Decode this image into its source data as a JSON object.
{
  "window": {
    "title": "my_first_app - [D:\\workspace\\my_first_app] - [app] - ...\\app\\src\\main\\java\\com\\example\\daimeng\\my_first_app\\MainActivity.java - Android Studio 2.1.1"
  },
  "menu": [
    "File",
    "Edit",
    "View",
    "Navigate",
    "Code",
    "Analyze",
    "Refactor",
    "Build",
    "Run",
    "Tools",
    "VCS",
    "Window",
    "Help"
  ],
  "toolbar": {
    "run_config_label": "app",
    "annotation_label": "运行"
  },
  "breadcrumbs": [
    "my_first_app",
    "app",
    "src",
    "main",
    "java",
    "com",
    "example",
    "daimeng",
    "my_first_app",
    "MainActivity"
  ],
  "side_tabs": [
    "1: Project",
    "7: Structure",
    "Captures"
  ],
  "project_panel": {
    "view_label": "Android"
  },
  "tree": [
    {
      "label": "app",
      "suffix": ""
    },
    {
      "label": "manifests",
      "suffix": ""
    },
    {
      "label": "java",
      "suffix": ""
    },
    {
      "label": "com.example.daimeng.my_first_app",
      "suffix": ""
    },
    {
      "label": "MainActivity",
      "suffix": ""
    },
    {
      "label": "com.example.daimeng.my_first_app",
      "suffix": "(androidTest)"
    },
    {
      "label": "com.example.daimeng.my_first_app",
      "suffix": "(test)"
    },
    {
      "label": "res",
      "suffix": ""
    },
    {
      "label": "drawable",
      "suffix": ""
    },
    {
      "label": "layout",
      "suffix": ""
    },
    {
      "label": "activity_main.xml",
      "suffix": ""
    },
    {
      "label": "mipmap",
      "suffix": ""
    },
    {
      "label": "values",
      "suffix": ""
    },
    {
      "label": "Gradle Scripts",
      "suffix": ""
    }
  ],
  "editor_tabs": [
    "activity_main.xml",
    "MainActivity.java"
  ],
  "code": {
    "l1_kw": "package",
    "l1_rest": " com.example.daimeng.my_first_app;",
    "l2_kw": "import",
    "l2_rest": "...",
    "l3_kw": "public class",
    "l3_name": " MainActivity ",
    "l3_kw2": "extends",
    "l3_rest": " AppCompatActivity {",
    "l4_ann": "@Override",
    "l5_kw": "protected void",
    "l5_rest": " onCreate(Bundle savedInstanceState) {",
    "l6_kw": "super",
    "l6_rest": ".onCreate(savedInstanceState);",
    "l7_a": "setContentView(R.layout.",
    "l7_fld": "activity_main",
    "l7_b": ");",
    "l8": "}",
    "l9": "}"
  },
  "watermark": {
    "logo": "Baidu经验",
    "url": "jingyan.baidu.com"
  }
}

◇ ◇ ◇ ◇ ◇

WHAT IS REQUIRED:
Return all the lines that contain the string "layout".

OUTPUT FOR THIS TASK:
      "label": "layout",
    "l7_a": "setContentView(R.layout.",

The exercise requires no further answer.